__EXERCISE__. Without the images, write out all of the following entries exactly.

__INPUT DATA__.

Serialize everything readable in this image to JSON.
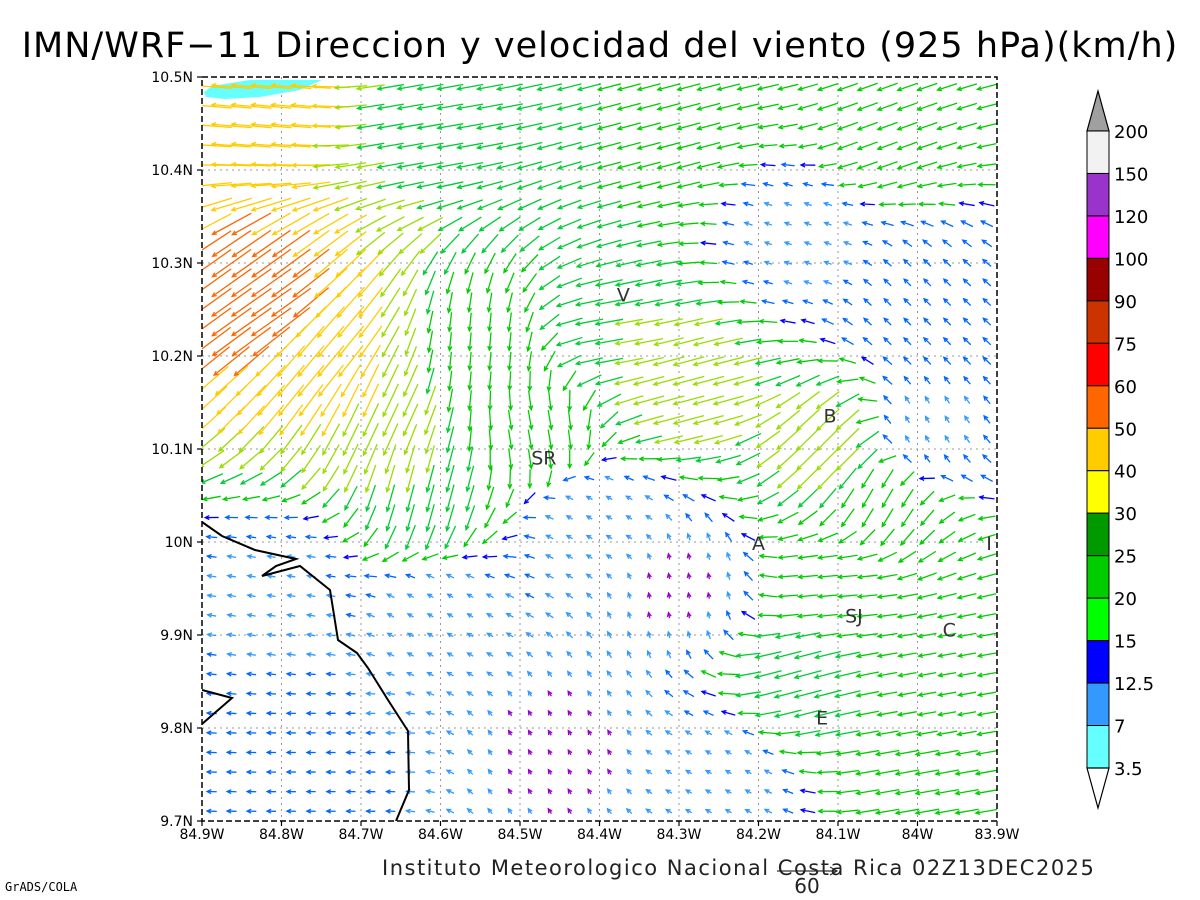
{
  "title": "IMN/WRF−11 Direccion y velocidad del viento (925 hPa)(km/h)",
  "footer": "Instituto Meteorologico Nacional Costa Rica 02Z13DEC2025",
  "credit": "GrADS/COLA",
  "reference_vector": {
    "label": "60",
    "speed_kmh": 60
  },
  "map": {
    "lon_range": [
      -84.9,
      -83.9
    ],
    "lat_range": [
      9.7,
      10.5
    ],
    "x_ticks": [
      "84.9W",
      "84.8W",
      "84.7W",
      "84.6W",
      "84.5W",
      "84.4W",
      "84.3W",
      "84.2W",
      "84.1W",
      "84W",
      "83.9W"
    ],
    "y_ticks": [
      "9.7N",
      "9.8N",
      "9.9N",
      "10N",
      "10.1N",
      "10.2N",
      "10.3N",
      "10.4N",
      "10.5N"
    ],
    "grid": true,
    "places": [
      {
        "label": "V",
        "lon": -84.37,
        "lat": 10.265
      },
      {
        "label": "SR",
        "lon": -84.47,
        "lat": 10.09
      },
      {
        "label": "B",
        "lon": -84.11,
        "lat": 10.135
      },
      {
        "label": "A",
        "lon": -84.2,
        "lat": 9.998
      },
      {
        "label": "I",
        "lon": -83.91,
        "lat": 9.998
      },
      {
        "label": "SJ",
        "lon": -84.08,
        "lat": 9.92
      },
      {
        "label": "C",
        "lon": -83.96,
        "lat": 9.905
      },
      {
        "label": "E",
        "lon": -84.12,
        "lat": 9.81
      }
    ]
  },
  "legend": {
    "labels": [
      "200",
      "150",
      "120",
      "100",
      "90",
      "75",
      "60",
      "50",
      "40",
      "30",
      "25",
      "20",
      "15",
      "12.5",
      "7",
      "3.5"
    ],
    "colors": [
      "#f2f2f2",
      "#9933cc",
      "#ff00ff",
      "#990000",
      "#cc3300",
      "#ff0000",
      "#ff6600",
      "#ffcc00",
      "#ffff00",
      "#009900",
      "#00cc00",
      "#00ff00",
      "#0000ff",
      "#3399ff",
      "#66ffff"
    ],
    "top_color": "#a0a0a0",
    "bottom_color": "#ffffff"
  },
  "speed_colors": [
    {
      "max": 3.5,
      "color": "#9900cc"
    },
    {
      "max": 7,
      "color": "#3399ff"
    },
    {
      "max": 12.5,
      "color": "#0066ff"
    },
    {
      "max": 15,
      "color": "#0000ff"
    },
    {
      "max": 20,
      "color": "#00cc00"
    },
    {
      "max": 25,
      "color": "#00cc00"
    },
    {
      "max": 30,
      "color": "#00cc33"
    },
    {
      "max": 40,
      "color": "#99dd00"
    },
    {
      "max": 50,
      "color": "#ffcc00"
    },
    {
      "max": 60,
      "color": "#ff6600"
    },
    {
      "max": 75,
      "color": "#ff3300"
    },
    {
      "max": 999,
      "color": "#ff0066"
    }
  ],
  "wind_zones": [
    {
      "lon": -84.62,
      "lat": 10.45,
      "dir_deg": 80,
      "speed": 28
    },
    {
      "lon": -84.3,
      "lat": 10.44,
      "dir_deg": 75,
      "speed": 25
    },
    {
      "lon": -84.05,
      "lat": 10.44,
      "dir_deg": 70,
      "speed": 22
    },
    {
      "lon": -84.82,
      "lat": 10.47,
      "dir_deg": 95,
      "speed": 45
    },
    {
      "lon": -84.82,
      "lat": 10.25,
      "dir_deg": 55,
      "speed": 55
    },
    {
      "lon": -84.75,
      "lat": 10.2,
      "dir_deg": 40,
      "speed": 45
    },
    {
      "lon": -84.68,
      "lat": 10.15,
      "dir_deg": 25,
      "speed": 40
    },
    {
      "lon": -84.62,
      "lat": 10.05,
      "dir_deg": 15,
      "speed": 30
    },
    {
      "lon": -84.55,
      "lat": 10.2,
      "dir_deg": 5,
      "speed": 18
    },
    {
      "lon": -84.48,
      "lat": 10.12,
      "dir_deg": 350,
      "speed": 20
    },
    {
      "lon": -84.38,
      "lat": 10.22,
      "dir_deg": 80,
      "speed": 30
    },
    {
      "lon": -84.3,
      "lat": 10.17,
      "dir_deg": 75,
      "speed": 35
    },
    {
      "lon": -84.15,
      "lat": 10.33,
      "dir_deg": 110,
      "speed": 5
    },
    {
      "lon": -84.0,
      "lat": 10.25,
      "dir_deg": 135,
      "speed": 8
    },
    {
      "lon": -84.1,
      "lat": 10.1,
      "dir_deg": 45,
      "speed": 35
    },
    {
      "lon": -84.05,
      "lat": 10.05,
      "dir_deg": 30,
      "speed": 22
    },
    {
      "lon": -84.0,
      "lat": 10.12,
      "dir_deg": 150,
      "speed": 5
    },
    {
      "lon": -84.4,
      "lat": 10.02,
      "dir_deg": 120,
      "speed": 4
    },
    {
      "lon": -84.3,
      "lat": 9.95,
      "dir_deg": 170,
      "speed": 3
    },
    {
      "lon": -84.6,
      "lat": 9.92,
      "dir_deg": 120,
      "speed": 4
    },
    {
      "lon": -84.8,
      "lat": 9.95,
      "dir_deg": 100,
      "speed": 6
    },
    {
      "lon": -84.72,
      "lat": 9.78,
      "dir_deg": 90,
      "speed": 7
    },
    {
      "lon": -84.45,
      "lat": 9.78,
      "dir_deg": 150,
      "speed": 3
    },
    {
      "lon": -84.1,
      "lat": 9.95,
      "dir_deg": 85,
      "speed": 20
    },
    {
      "lon": -83.97,
      "lat": 9.84,
      "dir_deg": 80,
      "speed": 18
    },
    {
      "lon": -84.15,
      "lat": 9.85,
      "dir_deg": 75,
      "speed": 30
    },
    {
      "lon": -84.0,
      "lat": 9.75,
      "dir_deg": 80,
      "speed": 25
    },
    {
      "lon": -84.25,
      "lat": 9.75,
      "dir_deg": 120,
      "speed": 4
    }
  ]
}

__EXERCISE OUTPUT__.
Serialize everything readable in this image to JSON.
{
  "title": "IMN/WRF−11 Direccion y velocidad del viento (925 hPa)(km/h)",
  "footer": "Instituto Meteorologico Nacional Costa Rica 02Z13DEC2025",
  "credit": "GrADS/COLA",
  "reference_vector": {
    "label": "60",
    "speed_kmh": 60
  },
  "map": {
    "lon_range": [
      -84.9,
      -83.9
    ],
    "lat_range": [
      9.7,
      10.5
    ],
    "x_ticks": [
      "84.9W",
      "84.8W",
      "84.7W",
      "84.6W",
      "84.5W",
      "84.4W",
      "84.3W",
      "84.2W",
      "84.1W",
      "84W",
      "83.9W"
    ],
    "y_ticks": [
      "9.7N",
      "9.8N",
      "9.9N",
      "10N",
      "10.1N",
      "10.2N",
      "10.3N",
      "10.4N",
      "10.5N"
    ],
    "grid": true,
    "places": [
      {
        "label": "V",
        "lon": -84.37,
        "lat": 10.265
      },
      {
        "label": "SR",
        "lon": -84.47,
        "lat": 10.09
      },
      {
        "label": "B",
        "lon": -84.11,
        "lat": 10.135
      },
      {
        "label": "A",
        "lon": -84.2,
        "lat": 9.998
      },
      {
        "label": "I",
        "lon": -83.91,
        "lat": 9.998
      },
      {
        "label": "SJ",
        "lon": -84.08,
        "lat": 9.92
      },
      {
        "label": "C",
        "lon": -83.96,
        "lat": 9.905
      },
      {
        "label": "E",
        "lon": -84.12,
        "lat": 9.81
      }
    ]
  },
  "legend": {
    "labels": [
      "200",
      "150",
      "120",
      "100",
      "90",
      "75",
      "60",
      "50",
      "40",
      "30",
      "25",
      "20",
      "15",
      "12.5",
      "7",
      "3.5"
    ],
    "colors": [
      "#f2f2f2",
      "#9933cc",
      "#ff00ff",
      "#990000",
      "#cc3300",
      "#ff0000",
      "#ff6600",
      "#ffcc00",
      "#ffff00",
      "#009900",
      "#00cc00",
      "#00ff00",
      "#0000ff",
      "#3399ff",
      "#66ffff"
    ],
    "top_color": "#a0a0a0",
    "bottom_color": "#ffffff"
  },
  "speed_colors": [
    {
      "max": 3.5,
      "color": "#9900cc"
    },
    {
      "max": 7,
      "color": "#3399ff"
    },
    {
      "max": 12.5,
      "color": "#0066ff"
    },
    {
      "max": 15,
      "color": "#0000ff"
    },
    {
      "max": 20,
      "color": "#00cc00"
    },
    {
      "max": 25,
      "color": "#00cc00"
    },
    {
      "max": 30,
      "color": "#00cc33"
    },
    {
      "max": 40,
      "color": "#99dd00"
    },
    {
      "max": 50,
      "color": "#ffcc00"
    },
    {
      "max": 60,
      "color": "#ff6600"
    },
    {
      "max": 75,
      "color": "#ff3300"
    },
    {
      "max": 999,
      "color": "#ff0066"
    }
  ],
  "wind_zones": [
    {
      "lon": -84.62,
      "lat": 10.45,
      "dir_deg": 80,
      "speed": 28
    },
    {
      "lon": -84.3,
      "lat": 10.44,
      "dir_deg": 75,
      "speed": 25
    },
    {
      "lon": -84.05,
      "lat": 10.44,
      "dir_deg": 70,
      "speed": 22
    },
    {
      "lon": -84.82,
      "lat": 10.47,
      "dir_deg": 95,
      "speed": 45
    },
    {
      "lon": -84.82,
      "lat": 10.25,
      "dir_deg": 55,
      "speed": 55
    },
    {
      "lon": -84.75,
      "lat": 10.2,
      "dir_deg": 40,
      "speed": 45
    },
    {
      "lon": -84.68,
      "lat": 10.15,
      "dir_deg": 25,
      "speed": 40
    },
    {
      "lon": -84.62,
      "lat": 10.05,
      "dir_deg": 15,
      "speed": 30
    },
    {
      "lon": -84.55,
      "lat": 10.2,
      "dir_deg": 5,
      "speed": 18
    },
    {
      "lon": -84.48,
      "lat": 10.12,
      "dir_deg": 350,
      "speed": 20
    },
    {
      "lon": -84.38,
      "lat": 10.22,
      "dir_deg": 80,
      "speed": 30
    },
    {
      "lon": -84.3,
      "lat": 10.17,
      "dir_deg": 75,
      "speed": 35
    },
    {
      "lon": -84.15,
      "lat": 10.33,
      "dir_deg": 110,
      "speed": 5
    },
    {
      "lon": -84.0,
      "lat": 10.25,
      "dir_deg": 135,
      "speed": 8
    },
    {
      "lon": -84.1,
      "lat": 10.1,
      "dir_deg": 45,
      "speed": 35
    },
    {
      "lon": -84.05,
      "lat": 10.05,
      "dir_deg": 30,
      "speed": 22
    },
    {
      "lon": -84.0,
      "lat": 10.12,
      "dir_deg": 150,
      "speed": 5
    },
    {
      "lon": -84.4,
      "lat": 10.02,
      "dir_deg": 120,
      "speed": 4
    },
    {
      "lon": -84.3,
      "lat": 9.95,
      "dir_deg": 170,
      "speed": 3
    },
    {
      "lon": -84.6,
      "lat": 9.92,
      "dir_deg": 120,
      "speed": 4
    },
    {
      "lon": -84.8,
      "lat": 9.95,
      "dir_deg": 100,
      "speed": 6
    },
    {
      "lon": -84.72,
      "lat": 9.78,
      "dir_deg": 90,
      "speed": 7
    },
    {
      "lon": -84.45,
      "lat": 9.78,
      "dir_deg": 150,
      "speed": 3
    },
    {
      "lon": -84.1,
      "lat": 9.95,
      "dir_deg": 85,
      "speed": 20
    },
    {
      "lon": -83.97,
      "lat": 9.84,
      "dir_deg": 80,
      "speed": 18
    },
    {
      "lon": -84.15,
      "lat": 9.85,
      "dir_deg": 75,
      "speed": 30
    },
    {
      "lon": -84.0,
      "lat": 9.75,
      "dir_deg": 80,
      "speed": 25
    },
    {
      "lon": -84.25,
      "lat": 9.75,
      "dir_deg": 120,
      "speed": 4
    }
  ]
}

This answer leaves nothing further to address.